(GOAL) Return all lines below containing the word "found".

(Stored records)
►

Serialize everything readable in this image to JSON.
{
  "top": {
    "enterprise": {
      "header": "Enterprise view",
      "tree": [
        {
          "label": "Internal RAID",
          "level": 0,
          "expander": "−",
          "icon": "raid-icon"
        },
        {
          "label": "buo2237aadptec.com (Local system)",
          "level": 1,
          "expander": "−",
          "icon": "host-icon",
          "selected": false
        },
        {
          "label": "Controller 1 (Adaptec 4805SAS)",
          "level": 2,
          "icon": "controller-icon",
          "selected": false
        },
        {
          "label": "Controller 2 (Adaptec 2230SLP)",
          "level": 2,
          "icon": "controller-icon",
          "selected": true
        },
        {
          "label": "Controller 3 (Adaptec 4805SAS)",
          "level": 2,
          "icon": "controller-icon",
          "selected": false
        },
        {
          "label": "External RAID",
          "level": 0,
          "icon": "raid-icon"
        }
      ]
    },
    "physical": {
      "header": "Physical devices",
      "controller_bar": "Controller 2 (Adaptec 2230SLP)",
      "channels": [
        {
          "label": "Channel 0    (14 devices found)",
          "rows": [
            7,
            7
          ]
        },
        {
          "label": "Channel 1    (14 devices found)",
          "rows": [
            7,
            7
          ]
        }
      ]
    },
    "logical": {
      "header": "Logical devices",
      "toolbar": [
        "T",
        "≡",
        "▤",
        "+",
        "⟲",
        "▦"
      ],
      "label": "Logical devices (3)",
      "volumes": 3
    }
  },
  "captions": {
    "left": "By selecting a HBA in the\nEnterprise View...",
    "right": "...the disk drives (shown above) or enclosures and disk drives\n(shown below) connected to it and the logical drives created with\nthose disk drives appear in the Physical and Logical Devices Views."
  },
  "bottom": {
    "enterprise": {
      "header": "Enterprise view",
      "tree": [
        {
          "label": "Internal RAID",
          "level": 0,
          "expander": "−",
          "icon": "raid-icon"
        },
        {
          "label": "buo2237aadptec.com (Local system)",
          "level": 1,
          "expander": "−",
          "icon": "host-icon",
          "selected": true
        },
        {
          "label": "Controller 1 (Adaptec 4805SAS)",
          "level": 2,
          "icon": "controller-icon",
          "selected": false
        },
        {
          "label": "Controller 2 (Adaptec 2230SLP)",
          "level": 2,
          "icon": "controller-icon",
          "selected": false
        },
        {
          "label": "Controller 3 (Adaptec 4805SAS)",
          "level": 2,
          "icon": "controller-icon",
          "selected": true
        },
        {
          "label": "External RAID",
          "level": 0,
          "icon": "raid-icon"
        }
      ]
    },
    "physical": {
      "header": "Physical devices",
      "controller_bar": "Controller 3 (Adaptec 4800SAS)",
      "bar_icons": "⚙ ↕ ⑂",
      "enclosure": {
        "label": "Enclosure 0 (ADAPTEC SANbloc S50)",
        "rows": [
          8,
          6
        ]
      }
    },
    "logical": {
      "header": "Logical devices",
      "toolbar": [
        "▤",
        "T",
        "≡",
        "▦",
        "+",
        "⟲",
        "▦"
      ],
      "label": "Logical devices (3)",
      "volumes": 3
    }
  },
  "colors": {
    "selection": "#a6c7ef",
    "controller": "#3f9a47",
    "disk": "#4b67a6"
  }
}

◄

(SOLUTION TO THIS PROBLEM)
          "label": "Channel 0    (14 devices found)",
          "label": "Channel 1    (14 devices found)",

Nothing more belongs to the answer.